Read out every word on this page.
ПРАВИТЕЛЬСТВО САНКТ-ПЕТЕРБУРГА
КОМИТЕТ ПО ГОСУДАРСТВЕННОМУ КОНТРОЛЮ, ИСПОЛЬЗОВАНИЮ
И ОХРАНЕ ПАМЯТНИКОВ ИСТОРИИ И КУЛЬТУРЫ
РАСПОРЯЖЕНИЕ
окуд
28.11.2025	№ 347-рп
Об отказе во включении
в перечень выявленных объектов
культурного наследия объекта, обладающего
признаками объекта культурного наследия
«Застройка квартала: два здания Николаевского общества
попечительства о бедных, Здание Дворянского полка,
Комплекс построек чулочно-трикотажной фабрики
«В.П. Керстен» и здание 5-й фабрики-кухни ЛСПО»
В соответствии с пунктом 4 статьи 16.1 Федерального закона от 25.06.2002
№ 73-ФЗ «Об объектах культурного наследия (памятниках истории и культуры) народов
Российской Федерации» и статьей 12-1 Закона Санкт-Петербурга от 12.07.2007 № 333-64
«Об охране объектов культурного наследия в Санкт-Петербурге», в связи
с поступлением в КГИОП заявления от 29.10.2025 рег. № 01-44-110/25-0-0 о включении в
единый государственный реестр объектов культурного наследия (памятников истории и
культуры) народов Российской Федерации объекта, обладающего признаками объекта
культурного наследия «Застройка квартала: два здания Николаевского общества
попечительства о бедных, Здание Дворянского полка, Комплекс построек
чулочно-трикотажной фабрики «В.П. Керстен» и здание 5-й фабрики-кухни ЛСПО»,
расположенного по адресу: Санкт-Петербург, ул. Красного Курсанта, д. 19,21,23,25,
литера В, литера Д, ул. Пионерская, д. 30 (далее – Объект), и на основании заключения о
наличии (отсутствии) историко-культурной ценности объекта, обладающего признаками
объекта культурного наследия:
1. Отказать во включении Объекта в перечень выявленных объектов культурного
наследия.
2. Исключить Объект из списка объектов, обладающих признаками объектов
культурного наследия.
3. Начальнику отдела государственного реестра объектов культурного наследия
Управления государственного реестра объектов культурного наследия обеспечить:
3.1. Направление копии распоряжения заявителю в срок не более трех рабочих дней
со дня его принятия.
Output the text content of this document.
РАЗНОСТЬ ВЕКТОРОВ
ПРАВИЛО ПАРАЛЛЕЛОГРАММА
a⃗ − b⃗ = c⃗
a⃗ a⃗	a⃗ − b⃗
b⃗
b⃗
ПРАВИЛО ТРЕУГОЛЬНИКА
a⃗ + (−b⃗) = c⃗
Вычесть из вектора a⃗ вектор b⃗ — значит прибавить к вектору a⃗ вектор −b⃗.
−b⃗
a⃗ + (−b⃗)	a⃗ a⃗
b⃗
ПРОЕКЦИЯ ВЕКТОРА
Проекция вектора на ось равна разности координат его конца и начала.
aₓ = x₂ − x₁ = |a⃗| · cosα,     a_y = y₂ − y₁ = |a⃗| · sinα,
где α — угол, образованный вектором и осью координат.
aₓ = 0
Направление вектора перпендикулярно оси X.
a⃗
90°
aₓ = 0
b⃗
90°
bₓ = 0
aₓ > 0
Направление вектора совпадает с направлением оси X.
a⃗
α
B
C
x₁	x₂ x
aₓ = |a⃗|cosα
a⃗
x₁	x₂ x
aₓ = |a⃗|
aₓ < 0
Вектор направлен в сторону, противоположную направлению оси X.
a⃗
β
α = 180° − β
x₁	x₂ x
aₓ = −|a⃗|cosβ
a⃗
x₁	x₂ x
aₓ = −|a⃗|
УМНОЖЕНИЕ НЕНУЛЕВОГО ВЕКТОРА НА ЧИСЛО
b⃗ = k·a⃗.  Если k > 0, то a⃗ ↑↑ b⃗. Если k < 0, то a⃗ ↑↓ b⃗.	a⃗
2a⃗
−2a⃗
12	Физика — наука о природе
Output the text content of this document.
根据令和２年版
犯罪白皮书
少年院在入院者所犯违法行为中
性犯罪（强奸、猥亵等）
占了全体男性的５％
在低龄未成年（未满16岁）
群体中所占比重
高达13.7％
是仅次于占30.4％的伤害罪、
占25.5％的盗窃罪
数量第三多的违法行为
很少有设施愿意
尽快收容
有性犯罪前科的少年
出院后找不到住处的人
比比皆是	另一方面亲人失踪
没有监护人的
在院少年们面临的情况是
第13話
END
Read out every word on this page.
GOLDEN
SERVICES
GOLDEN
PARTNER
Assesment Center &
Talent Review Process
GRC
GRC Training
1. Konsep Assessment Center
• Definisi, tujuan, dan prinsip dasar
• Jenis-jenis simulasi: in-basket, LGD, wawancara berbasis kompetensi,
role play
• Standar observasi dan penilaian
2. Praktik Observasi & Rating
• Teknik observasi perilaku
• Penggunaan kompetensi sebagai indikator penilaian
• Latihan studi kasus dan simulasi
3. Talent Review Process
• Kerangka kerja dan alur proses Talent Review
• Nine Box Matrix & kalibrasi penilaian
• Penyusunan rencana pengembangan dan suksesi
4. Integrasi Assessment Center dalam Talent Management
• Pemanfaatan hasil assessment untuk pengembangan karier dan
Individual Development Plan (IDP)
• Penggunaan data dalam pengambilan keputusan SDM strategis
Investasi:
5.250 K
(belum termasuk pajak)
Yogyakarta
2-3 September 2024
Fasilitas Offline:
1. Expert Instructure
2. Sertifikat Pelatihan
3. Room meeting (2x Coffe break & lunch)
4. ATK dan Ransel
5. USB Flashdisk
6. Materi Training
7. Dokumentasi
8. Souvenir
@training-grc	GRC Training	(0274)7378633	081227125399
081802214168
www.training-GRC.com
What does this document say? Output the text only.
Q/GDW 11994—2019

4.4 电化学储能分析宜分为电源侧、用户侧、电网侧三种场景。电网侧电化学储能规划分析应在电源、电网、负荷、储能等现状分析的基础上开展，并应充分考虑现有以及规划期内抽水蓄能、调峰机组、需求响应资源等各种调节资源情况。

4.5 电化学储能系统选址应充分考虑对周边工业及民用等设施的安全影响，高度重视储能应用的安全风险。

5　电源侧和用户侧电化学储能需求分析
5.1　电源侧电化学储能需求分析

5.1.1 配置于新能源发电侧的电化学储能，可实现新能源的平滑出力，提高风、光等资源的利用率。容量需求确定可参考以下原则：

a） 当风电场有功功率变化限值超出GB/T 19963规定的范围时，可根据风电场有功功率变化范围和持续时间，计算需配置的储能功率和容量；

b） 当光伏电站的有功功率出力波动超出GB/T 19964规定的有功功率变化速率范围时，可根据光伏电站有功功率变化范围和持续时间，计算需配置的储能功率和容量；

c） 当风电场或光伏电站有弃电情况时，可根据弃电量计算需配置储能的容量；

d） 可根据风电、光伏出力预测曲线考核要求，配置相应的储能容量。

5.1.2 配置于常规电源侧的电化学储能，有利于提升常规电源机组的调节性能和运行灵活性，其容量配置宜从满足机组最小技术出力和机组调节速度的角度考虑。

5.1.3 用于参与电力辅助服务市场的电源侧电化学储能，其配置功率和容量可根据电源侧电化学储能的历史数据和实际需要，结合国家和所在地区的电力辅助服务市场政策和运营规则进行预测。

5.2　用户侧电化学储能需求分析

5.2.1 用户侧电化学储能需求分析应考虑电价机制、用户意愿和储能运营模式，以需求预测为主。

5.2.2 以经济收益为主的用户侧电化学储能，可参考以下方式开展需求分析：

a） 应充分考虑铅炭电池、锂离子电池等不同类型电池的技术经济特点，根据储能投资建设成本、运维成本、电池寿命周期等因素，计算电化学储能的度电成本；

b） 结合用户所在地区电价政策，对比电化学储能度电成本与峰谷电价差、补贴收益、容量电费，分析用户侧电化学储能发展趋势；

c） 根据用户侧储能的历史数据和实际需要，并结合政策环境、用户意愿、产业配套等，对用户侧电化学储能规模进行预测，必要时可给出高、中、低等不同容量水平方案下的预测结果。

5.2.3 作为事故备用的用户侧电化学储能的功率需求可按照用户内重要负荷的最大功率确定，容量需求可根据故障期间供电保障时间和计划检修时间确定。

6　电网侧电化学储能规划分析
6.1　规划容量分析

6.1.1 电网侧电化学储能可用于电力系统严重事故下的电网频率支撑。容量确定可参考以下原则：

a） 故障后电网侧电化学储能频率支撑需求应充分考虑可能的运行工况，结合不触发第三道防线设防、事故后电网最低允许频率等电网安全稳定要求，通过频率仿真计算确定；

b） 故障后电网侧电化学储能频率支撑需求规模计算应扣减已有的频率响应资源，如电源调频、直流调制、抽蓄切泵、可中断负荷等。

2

--- Exercise prompt ---
Look over the records above and copy each line that includes the string "перечень".

--- Result of this task ---
в перечень выявленных объектов
1. Отказать во включении Объекта в перечень выявленных объектов культурного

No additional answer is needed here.